Pick out all lines of the entries that include the word "укомплектова" and copy them.

# START OF ENTRIES PROVIDED

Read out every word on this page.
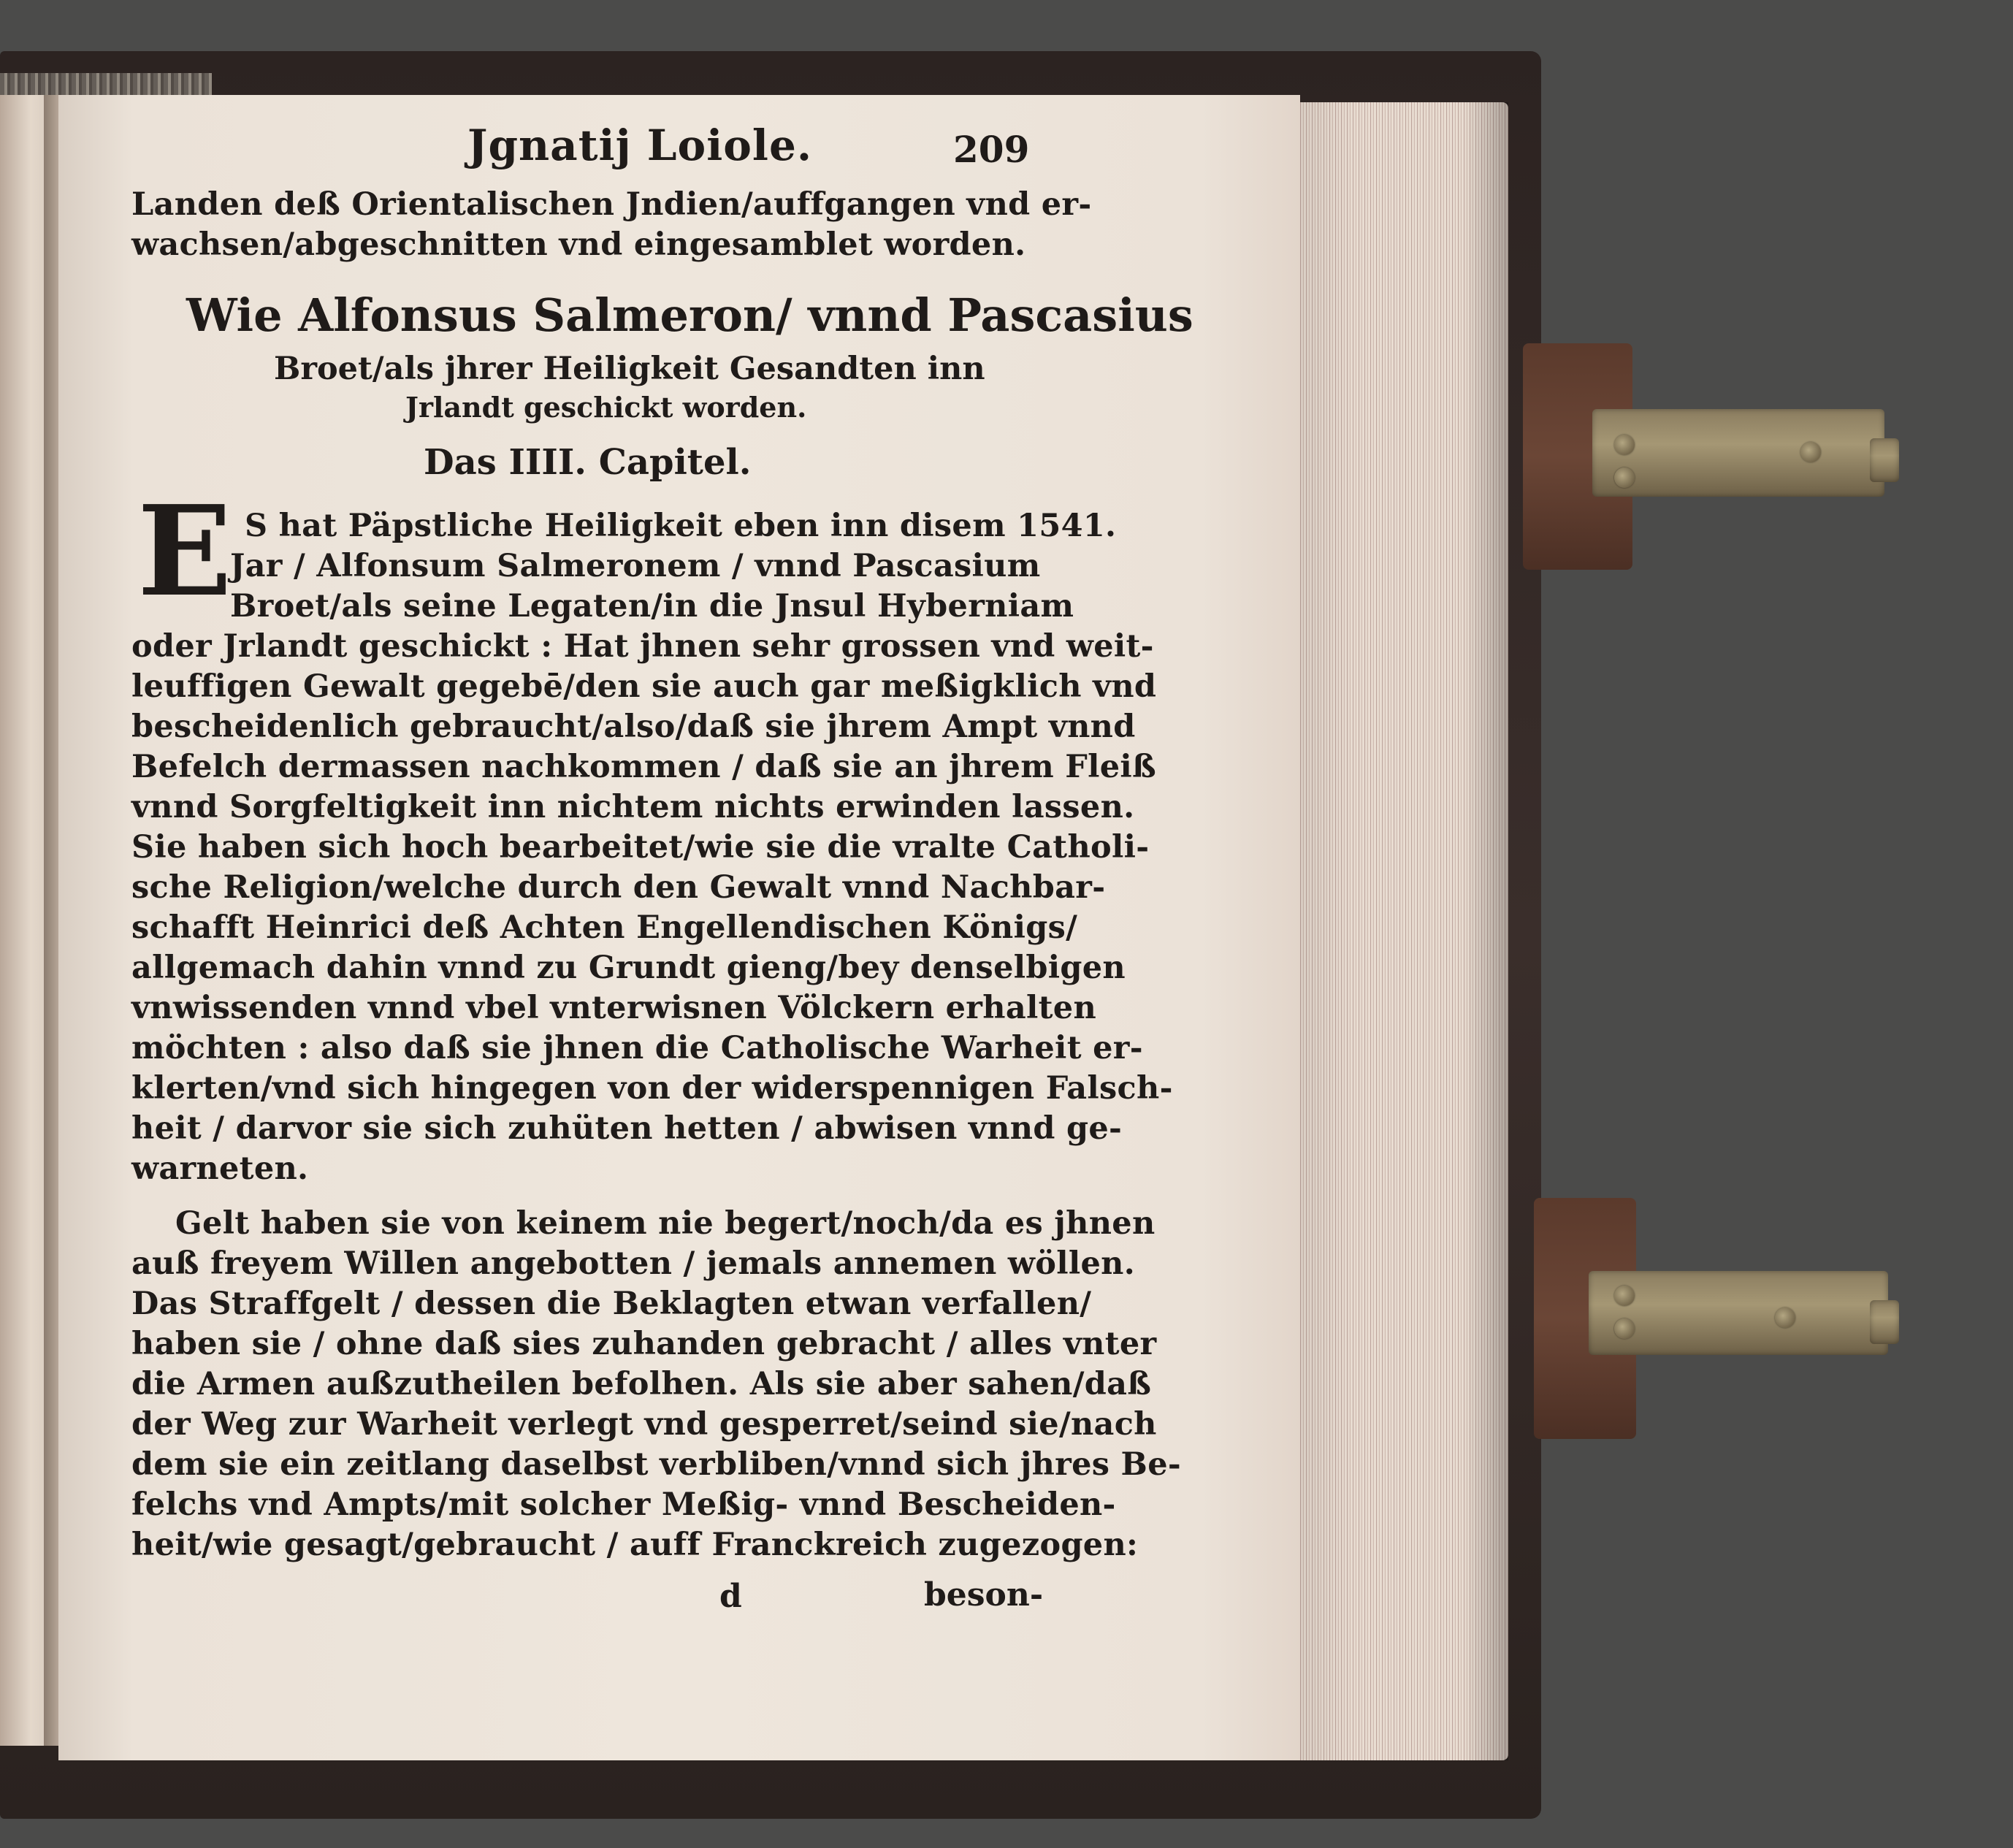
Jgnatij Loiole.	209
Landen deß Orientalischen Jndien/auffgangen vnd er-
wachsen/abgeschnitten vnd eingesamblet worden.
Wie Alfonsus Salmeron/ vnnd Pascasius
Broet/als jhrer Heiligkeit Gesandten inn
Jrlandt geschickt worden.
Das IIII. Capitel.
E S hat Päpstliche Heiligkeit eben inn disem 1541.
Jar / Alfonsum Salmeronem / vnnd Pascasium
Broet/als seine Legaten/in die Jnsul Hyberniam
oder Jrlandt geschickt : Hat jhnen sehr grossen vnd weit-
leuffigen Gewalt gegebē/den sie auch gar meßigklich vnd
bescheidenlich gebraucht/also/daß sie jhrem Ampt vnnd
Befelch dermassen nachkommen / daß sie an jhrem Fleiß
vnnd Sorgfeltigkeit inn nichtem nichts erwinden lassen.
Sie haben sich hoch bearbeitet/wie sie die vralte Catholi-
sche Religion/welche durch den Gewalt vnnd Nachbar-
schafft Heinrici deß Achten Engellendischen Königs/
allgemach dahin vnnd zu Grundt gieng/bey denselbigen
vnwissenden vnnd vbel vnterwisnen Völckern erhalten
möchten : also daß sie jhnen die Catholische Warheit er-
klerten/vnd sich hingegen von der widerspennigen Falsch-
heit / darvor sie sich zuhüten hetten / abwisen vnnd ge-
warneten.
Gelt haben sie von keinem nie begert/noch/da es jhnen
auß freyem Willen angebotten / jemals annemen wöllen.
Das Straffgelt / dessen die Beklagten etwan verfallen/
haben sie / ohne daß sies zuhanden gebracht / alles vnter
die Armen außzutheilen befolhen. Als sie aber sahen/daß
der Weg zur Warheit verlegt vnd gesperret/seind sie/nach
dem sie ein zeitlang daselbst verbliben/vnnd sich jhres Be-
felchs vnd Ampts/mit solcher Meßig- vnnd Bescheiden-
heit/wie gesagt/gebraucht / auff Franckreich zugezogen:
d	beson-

# END OF ENTRIES PROVIDED
# START OF ENTRIES PROVIDED

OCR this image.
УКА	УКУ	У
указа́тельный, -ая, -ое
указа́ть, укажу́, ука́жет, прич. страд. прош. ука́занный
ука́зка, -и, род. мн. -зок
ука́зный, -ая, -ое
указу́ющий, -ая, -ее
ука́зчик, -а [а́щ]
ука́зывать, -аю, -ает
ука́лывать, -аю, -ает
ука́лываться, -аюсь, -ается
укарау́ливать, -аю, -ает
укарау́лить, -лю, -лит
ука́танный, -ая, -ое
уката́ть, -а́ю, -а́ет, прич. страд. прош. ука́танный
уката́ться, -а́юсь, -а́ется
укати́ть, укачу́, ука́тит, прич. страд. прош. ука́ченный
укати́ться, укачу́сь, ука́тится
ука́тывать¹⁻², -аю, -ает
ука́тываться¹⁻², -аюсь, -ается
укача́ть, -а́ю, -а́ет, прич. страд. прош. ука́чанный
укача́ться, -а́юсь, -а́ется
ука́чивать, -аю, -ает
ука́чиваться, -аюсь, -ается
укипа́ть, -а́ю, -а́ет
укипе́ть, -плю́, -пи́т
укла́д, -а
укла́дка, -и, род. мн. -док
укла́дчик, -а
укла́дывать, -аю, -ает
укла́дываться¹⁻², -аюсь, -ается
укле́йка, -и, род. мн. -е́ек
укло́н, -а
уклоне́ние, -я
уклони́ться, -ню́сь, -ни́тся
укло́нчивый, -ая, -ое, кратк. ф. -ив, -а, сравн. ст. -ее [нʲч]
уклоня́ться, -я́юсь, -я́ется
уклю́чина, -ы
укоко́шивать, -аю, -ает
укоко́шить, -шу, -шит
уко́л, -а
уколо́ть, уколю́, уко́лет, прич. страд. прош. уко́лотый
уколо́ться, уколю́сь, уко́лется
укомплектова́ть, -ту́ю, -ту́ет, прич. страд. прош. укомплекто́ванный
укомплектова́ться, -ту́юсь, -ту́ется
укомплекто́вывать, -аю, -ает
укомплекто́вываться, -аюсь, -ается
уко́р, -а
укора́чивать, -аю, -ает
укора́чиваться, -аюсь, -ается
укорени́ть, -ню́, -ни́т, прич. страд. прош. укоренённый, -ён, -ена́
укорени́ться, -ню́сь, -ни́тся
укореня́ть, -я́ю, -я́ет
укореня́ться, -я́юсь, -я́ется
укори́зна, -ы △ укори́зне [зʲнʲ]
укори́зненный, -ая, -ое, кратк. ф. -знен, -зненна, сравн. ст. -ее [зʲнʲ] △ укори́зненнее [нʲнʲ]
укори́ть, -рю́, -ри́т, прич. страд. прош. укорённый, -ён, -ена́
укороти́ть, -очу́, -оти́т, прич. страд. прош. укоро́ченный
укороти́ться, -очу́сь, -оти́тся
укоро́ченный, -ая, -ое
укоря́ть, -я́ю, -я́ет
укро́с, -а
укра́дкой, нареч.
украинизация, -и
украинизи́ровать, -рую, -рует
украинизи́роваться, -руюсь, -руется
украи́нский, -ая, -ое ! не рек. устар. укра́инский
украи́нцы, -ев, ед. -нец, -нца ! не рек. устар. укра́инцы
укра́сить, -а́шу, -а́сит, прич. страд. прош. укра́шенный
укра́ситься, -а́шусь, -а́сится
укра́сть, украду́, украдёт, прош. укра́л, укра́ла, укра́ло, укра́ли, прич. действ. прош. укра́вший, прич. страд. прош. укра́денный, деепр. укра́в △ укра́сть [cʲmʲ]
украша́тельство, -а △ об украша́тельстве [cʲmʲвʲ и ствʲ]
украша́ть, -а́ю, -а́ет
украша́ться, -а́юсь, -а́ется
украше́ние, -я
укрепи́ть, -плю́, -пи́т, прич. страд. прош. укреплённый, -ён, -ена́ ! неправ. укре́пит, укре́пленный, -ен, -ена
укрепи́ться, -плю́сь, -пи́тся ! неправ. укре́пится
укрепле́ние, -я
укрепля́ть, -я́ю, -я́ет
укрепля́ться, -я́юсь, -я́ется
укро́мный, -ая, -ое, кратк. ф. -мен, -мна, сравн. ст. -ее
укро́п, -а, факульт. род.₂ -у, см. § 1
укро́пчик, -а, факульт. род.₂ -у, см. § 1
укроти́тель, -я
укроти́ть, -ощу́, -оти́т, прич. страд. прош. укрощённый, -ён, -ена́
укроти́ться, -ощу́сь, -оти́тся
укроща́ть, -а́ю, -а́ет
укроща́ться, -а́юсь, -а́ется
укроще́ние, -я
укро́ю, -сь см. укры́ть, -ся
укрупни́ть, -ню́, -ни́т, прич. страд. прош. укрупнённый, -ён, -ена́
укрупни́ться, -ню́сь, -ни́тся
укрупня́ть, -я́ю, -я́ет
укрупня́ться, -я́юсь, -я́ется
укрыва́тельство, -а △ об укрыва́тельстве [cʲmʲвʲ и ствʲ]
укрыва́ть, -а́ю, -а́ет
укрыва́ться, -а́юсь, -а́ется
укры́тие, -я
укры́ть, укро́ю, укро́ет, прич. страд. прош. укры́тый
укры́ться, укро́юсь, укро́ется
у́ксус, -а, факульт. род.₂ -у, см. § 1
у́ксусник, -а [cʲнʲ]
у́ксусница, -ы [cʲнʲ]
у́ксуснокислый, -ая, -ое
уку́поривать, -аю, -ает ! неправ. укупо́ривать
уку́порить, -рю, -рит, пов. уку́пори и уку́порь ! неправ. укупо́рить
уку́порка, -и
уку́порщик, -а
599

# END OF ENTRIES PROVIDED

§ **TASK OUTPUT**
укомплектова́ть, -ту́ю, -ту́ет, прич. страд. прош. укомплекто́ванный
укомплектова́ться, -ту́юсь, -ту́ется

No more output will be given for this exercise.